Dataset items
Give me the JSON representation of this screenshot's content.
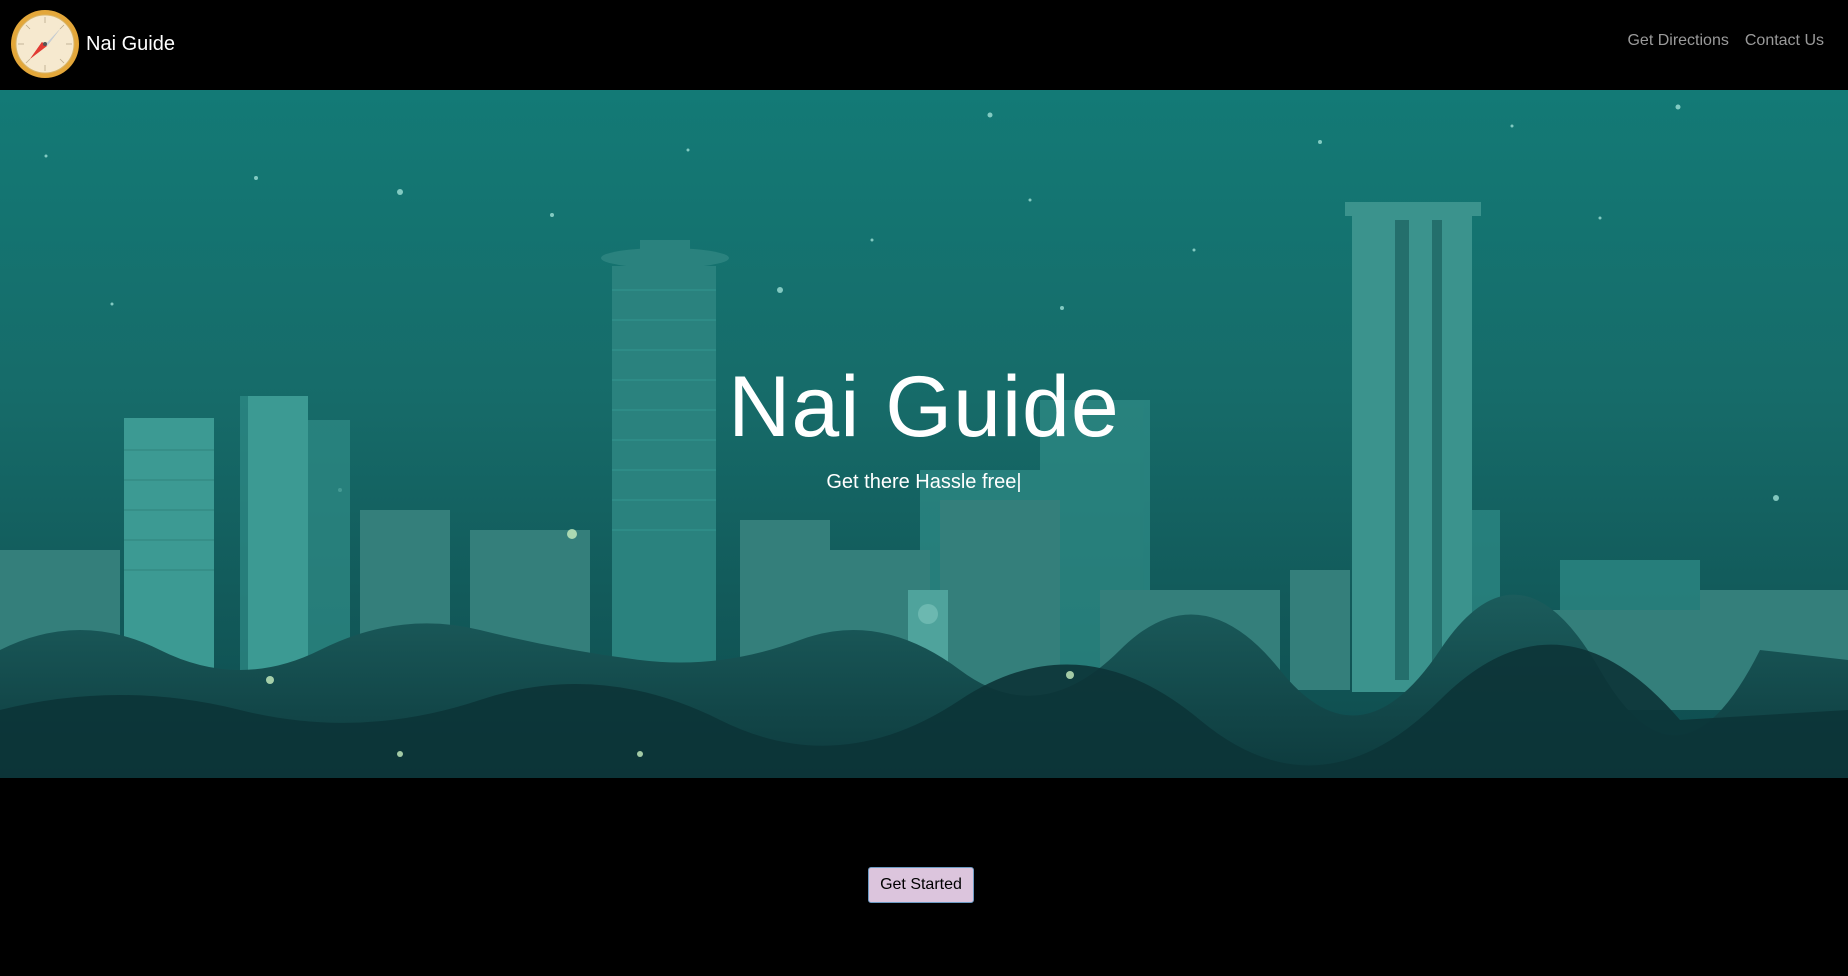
{
  "navbar": {
    "brand_name": "Nai Guide",
    "logo_icon": "compass-icon",
    "links": [
      {
        "label": "Get Directions"
      },
      {
        "label": "Contact Us"
      }
    ]
  },
  "hero": {
    "title": "Nai Guide",
    "subtitle": "Get there Hassle free|",
    "background": "Nairobi city skyline at night with teal tint"
  },
  "cta": {
    "label": "Get Started"
  },
  "colors": {
    "background": "#000000",
    "hero_tint": "#1b7a76",
    "nav_link": "#9a9a9a",
    "button_bg": "#dcc5dd",
    "button_border": "#6d9bc4",
    "logo_ring": "#e3a73a"
  }
}
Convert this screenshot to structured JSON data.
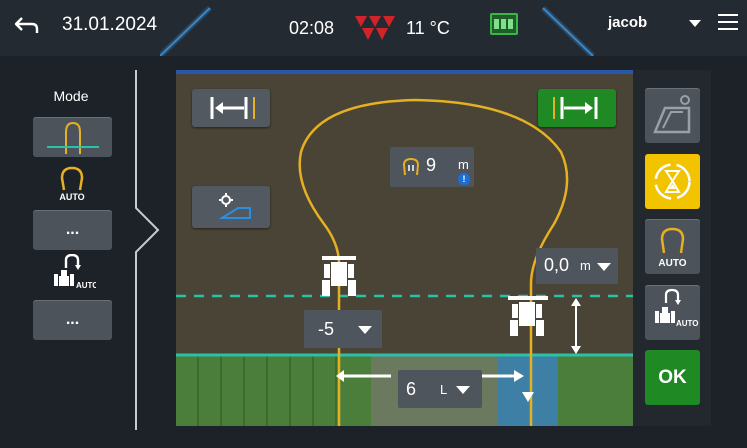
{
  "header": {
    "date": "31.01.2024",
    "time": "02:08",
    "temperature": "11 °C",
    "user": "jacob"
  },
  "left_panel": {
    "mode_label": "Mode",
    "auto_label_1": "AUTO",
    "more_button_1": "...",
    "auto_label_2": "AUTO",
    "more_button_2": "..."
  },
  "field": {
    "turn_radius_value": "9",
    "turn_radius_unit": "m",
    "offset_value": "0,0",
    "offset_unit": "m",
    "headland_value": "-5",
    "skip_value": "6",
    "skip_unit": "L"
  },
  "right_panel": {
    "auto_label_1": "AUTO",
    "auto_label_2": "AUTO",
    "ok_label": "OK"
  },
  "colors": {
    "accent_blue": "#2a58a8",
    "turn_path": "#e5b021",
    "guidance_line": "#e5d41a",
    "headland_line": "#2bc0a8",
    "active_green": "#1f8a23",
    "highlight_yellow": "#f2c400"
  },
  "icons": {
    "back": "back-arrow-icon",
    "brand": "triple-triangle-logo-icon",
    "signal": "gnss-signal-icon",
    "menu": "hamburger-menu-icon"
  }
}
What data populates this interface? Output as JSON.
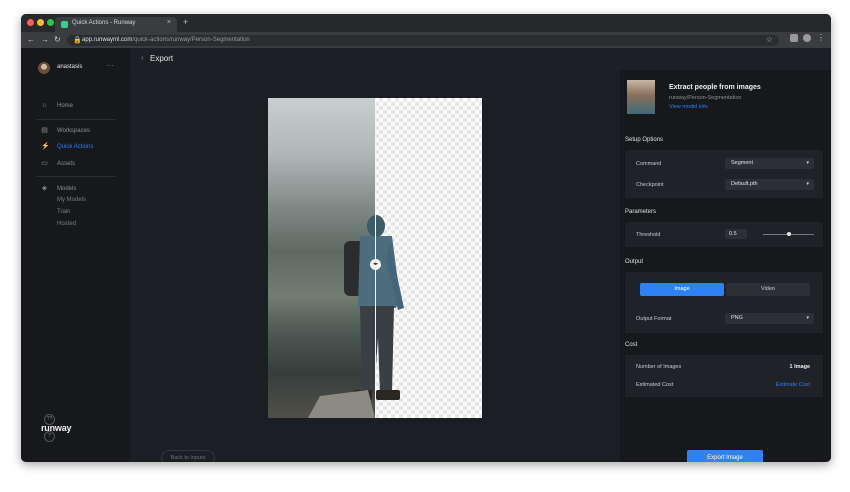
{
  "browser": {
    "tab_title": "Quick Actions - Runway",
    "tab_close": "×",
    "new_tab": "+",
    "url_host": "app.runwayml.com",
    "url_path": "/quick-actions/runway/Person-Segmentation"
  },
  "sidebar": {
    "username": "anastasis",
    "user_menu": "···",
    "items": [
      {
        "label": "Home",
        "icon": "home-icon"
      },
      {
        "label": "Workspaces",
        "icon": "workspaces-icon"
      },
      {
        "label": "Quick Actions",
        "icon": "lightning-icon",
        "active": true
      },
      {
        "label": "Assets",
        "icon": "assets-icon"
      },
      {
        "label": "Models",
        "icon": "models-icon"
      }
    ],
    "sub_items": [
      "My Models",
      "Train",
      "Hosted"
    ],
    "help_circles": [
      "??",
      "?"
    ],
    "brand": "runway"
  },
  "header": {
    "back_icon": "‹",
    "title": "Export"
  },
  "canvas": {
    "back_button": "Back to Inputs",
    "split_handle": "◂▸"
  },
  "panel": {
    "model_title": "Extract people from images",
    "model_path": "runway/Person-Segmentation",
    "model_link": "View model info",
    "setup_title": "Setup Options",
    "command_label": "Command",
    "command_value": "Segment",
    "checkpoint_label": "Checkpoint",
    "checkpoint_value": "Default.pth",
    "parameters_title": "Parameters",
    "threshold_label": "Threshold",
    "threshold_value": "0.5",
    "output_title": "Output",
    "output_tabs": [
      "Image",
      "Video"
    ],
    "output_format_label": "Output Format",
    "output_format_value": "PNG",
    "cost_title": "Cost",
    "num_images_label": "Number of Images",
    "num_images_value": "1 Image",
    "estimated_cost_label": "Estimated Cost",
    "estimated_cost_link": "Estimate Cost",
    "export_button": "Export Image",
    "caret": "▾"
  },
  "colors": {
    "accent": "#2f82f5",
    "sidebar_bg": "#16181b",
    "canvas_bg": "#1b1e22"
  }
}
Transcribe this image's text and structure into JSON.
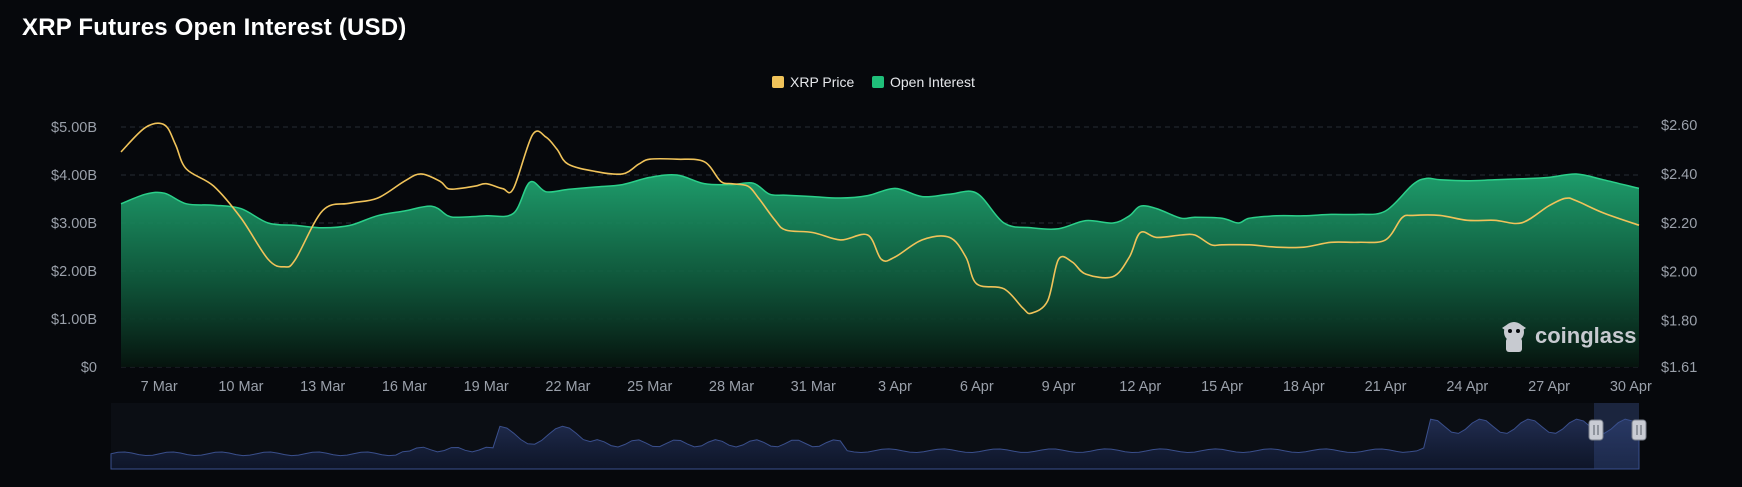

WHAT YOU HAVE TO DO: Write out all the entries exactly, except for the pictures.

SOLUTION FOR THIS EXERCISE:
Give me the JSON representation of this screenshot's content.
{
  "navbar": {
    "brand_name": "Nai Guide",
    "logo_icon": "compass-icon",
    "links": [
      {
        "label": "Get Directions"
      },
      {
        "label": "Contact Us"
      }
    ]
  },
  "hero": {
    "title": "Nai Guide",
    "subtitle": "Get there Hassle free|",
    "background": "Nairobi city skyline at night with teal tint"
  },
  "cta": {
    "label": "Get Started"
  },
  "colors": {
    "background": "#000000",
    "hero_tint": "#1b7a76",
    "nav_link": "#9a9a9a",
    "button_bg": "#dcc5dd",
    "button_border": "#6d9bc4",
    "logo_ring": "#e3a73a"
  }
}
Convert this screenshot to structured JSON data.
{
  "header": {
    "date": "31.01.2024",
    "time": "02:08",
    "temperature": "11 °C",
    "user": "jacob"
  },
  "left_panel": {
    "mode_label": "Mode",
    "auto_label_1": "AUTO",
    "more_button_1": "...",
    "auto_label_2": "AUTO",
    "more_button_2": "..."
  },
  "field": {
    "turn_radius_value": "9",
    "turn_radius_unit": "m",
    "offset_value": "0,0",
    "offset_unit": "m",
    "headland_value": "-5",
    "skip_value": "6",
    "skip_unit": "L"
  },
  "right_panel": {
    "auto_label_1": "AUTO",
    "auto_label_2": "AUTO",
    "ok_label": "OK"
  },
  "colors": {
    "accent_blue": "#2a58a8",
    "turn_path": "#e5b021",
    "guidance_line": "#e5d41a",
    "headland_line": "#2bc0a8",
    "active_green": "#1f8a23",
    "highlight_yellow": "#f2c400"
  },
  "icons": {
    "back": "back-arrow-icon",
    "brand": "triple-triangle-logo-icon",
    "signal": "gnss-signal-icon",
    "menu": "hamburger-menu-icon"
  }
}
What data populates this interface? Output as JSON.
{
  "browser": {
    "tab_title": "Quick Actions - Runway",
    "tab_close": "×",
    "new_tab": "+",
    "url_host": "app.runwayml.com",
    "url_path": "/quick-actions/runway/Person-Segmentation"
  },
  "sidebar": {
    "username": "anastasis",
    "user_menu": "···",
    "items": [
      {
        "label": "Home",
        "icon": "home-icon"
      },
      {
        "label": "Workspaces",
        "icon": "workspaces-icon"
      },
      {
        "label": "Quick Actions",
        "icon": "lightning-icon",
        "active": true
      },
      {
        "label": "Assets",
        "icon": "assets-icon"
      },
      {
        "label": "Models",
        "icon": "models-icon"
      }
    ],
    "sub_items": [
      "My Models",
      "Train",
      "Hosted"
    ],
    "help_circles": [
      "??",
      "?"
    ],
    "brand": "runway"
  },
  "header": {
    "back_icon": "‹",
    "title": "Export"
  },
  "canvas": {
    "back_button": "Back to Inputs",
    "split_handle": "◂▸"
  },
  "panel": {
    "model_title": "Extract people from images",
    "model_path": "runway/Person-Segmentation",
    "model_link": "View model info",
    "setup_title": "Setup Options",
    "command_label": "Command",
    "command_value": "Segment",
    "checkpoint_label": "Checkpoint",
    "checkpoint_value": "Default.pth",
    "parameters_title": "Parameters",
    "threshold_label": "Threshold",
    "threshold_value": "0.5",
    "output_title": "Output",
    "output_tabs": [
      "Image",
      "Video"
    ],
    "output_format_label": "Output Format",
    "output_format_value": "PNG",
    "cost_title": "Cost",
    "num_images_label": "Number of Images",
    "num_images_value": "1 Image",
    "estimated_cost_label": "Estimated Cost",
    "estimated_cost_link": "Estimate Cost",
    "export_button": "Export Image",
    "caret": "▾"
  },
  "colors": {
    "accent": "#2f82f5",
    "sidebar_bg": "#16181b",
    "canvas_bg": "#1b1e22"
  }
}
Transcribe this image's text and structure into JSON.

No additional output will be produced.